- Task objective -
Scan the records for the string "potential" and copy every line that holds it.

Records excerpted from a collection:
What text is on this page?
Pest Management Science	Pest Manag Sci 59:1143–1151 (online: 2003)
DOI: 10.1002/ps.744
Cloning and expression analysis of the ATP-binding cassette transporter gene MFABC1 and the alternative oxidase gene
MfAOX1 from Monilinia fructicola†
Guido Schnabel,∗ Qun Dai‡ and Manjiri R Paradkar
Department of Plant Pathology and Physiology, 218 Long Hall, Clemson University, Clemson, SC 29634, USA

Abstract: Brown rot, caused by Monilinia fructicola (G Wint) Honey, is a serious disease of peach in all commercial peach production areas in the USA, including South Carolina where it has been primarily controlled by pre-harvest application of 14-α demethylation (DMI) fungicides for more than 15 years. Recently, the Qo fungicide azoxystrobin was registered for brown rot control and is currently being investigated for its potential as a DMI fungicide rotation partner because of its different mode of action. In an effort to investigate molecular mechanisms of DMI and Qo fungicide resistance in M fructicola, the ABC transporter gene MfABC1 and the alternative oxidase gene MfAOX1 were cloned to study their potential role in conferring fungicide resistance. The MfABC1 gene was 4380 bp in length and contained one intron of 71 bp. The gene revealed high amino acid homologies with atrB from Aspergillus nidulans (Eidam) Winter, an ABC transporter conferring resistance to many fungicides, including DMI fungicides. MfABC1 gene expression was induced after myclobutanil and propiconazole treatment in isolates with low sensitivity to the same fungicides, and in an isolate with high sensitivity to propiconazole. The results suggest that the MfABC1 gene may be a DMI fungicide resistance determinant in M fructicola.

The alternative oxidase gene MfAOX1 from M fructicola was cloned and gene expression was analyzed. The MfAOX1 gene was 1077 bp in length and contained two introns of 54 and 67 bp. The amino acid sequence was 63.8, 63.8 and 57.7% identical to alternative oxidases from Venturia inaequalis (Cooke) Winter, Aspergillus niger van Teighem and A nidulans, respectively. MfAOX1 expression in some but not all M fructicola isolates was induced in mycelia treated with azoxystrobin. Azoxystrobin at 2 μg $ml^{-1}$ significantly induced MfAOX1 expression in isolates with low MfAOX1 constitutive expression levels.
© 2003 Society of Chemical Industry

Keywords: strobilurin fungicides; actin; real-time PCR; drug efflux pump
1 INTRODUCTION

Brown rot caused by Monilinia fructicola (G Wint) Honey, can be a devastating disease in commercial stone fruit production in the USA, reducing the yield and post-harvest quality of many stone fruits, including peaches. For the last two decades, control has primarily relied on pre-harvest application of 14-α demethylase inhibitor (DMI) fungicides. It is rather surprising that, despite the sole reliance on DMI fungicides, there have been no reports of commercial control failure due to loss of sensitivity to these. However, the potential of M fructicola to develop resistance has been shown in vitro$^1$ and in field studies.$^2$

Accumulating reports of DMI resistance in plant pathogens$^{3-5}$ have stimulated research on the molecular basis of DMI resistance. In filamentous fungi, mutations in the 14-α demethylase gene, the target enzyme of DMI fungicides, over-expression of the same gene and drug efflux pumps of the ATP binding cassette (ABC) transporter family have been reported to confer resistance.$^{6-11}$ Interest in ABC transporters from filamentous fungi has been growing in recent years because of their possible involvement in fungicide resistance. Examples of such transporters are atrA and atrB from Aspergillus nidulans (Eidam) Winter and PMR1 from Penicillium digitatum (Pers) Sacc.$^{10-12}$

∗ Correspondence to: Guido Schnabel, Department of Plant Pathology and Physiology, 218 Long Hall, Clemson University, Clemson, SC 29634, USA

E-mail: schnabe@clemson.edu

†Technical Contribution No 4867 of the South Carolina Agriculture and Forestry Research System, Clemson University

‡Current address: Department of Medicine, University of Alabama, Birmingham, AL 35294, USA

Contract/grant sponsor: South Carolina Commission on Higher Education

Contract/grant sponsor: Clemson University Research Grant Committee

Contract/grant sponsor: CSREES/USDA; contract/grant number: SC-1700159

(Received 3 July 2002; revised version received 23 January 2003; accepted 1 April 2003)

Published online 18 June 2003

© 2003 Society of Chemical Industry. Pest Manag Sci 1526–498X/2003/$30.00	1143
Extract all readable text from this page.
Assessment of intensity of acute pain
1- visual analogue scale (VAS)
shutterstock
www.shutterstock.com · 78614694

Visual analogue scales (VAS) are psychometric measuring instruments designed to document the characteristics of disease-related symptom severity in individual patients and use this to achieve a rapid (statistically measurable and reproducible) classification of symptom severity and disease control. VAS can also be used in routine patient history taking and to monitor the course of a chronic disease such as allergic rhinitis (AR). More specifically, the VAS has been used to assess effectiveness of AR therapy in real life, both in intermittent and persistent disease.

- Reply to the task -
Abstract: Brown rot, caused by Monilinia fructicola (G Wint) Honey, is a serious disease of peach in all commercial peach production areas in the USA, including South Carolina where it has been primarily controlled by pre-harvest application of 14-α demethylation (DMI) fungicides for more than 15 years. Recently, the Qo fungicide azoxystrobin was registered for brown rot control and is currently being investigated for its potential as a DMI fungicide rotation partner because of its different mode of action. In an effort to investigate molecular mechanisms of DMI and Qo fungicide resistance in M fructicola, the ABC transporter gene MfABC1 and the alternative oxidase gene MfAOX1 were cloned to study their potential role in conferring fungicide resistance. The MfABC1 gene was 4380 bp in length and contained one intron of 71 bp. The gene revealed high amino acid homologies with atrB from Aspergillus nidulans (Eidam) Winter, an ABC transporter conferring resistance to many fungicides, including DMI fungicides. MfABC1 gene expression was induced after myclobutanil and propiconazole treatment in isolates with low sensitivity to the same fungicides, and in an isolate with high sensitivity to propiconazole. The results suggest that the MfABC1 gene may be a DMI fungicide resistance determinant in M fructicola.
Brown rot caused by Monilinia fructicola (G Wint) Honey, can be a devastating disease in commercial stone fruit production in the USA, reducing the yield and post-harvest quality of many stone fruits, including peaches. For the last two decades, control has primarily relied on pre-harvest application of 14-α demethylase inhibitor (DMI) fungicides. It is rather surprising that, despite the sole reliance on DMI fungicides, there have been no reports of commercial control failure due to loss of sensitivity to these. However, the potential of M fructicola to develop resistance has been shown in vitro$^1$ and in field studies.$^2$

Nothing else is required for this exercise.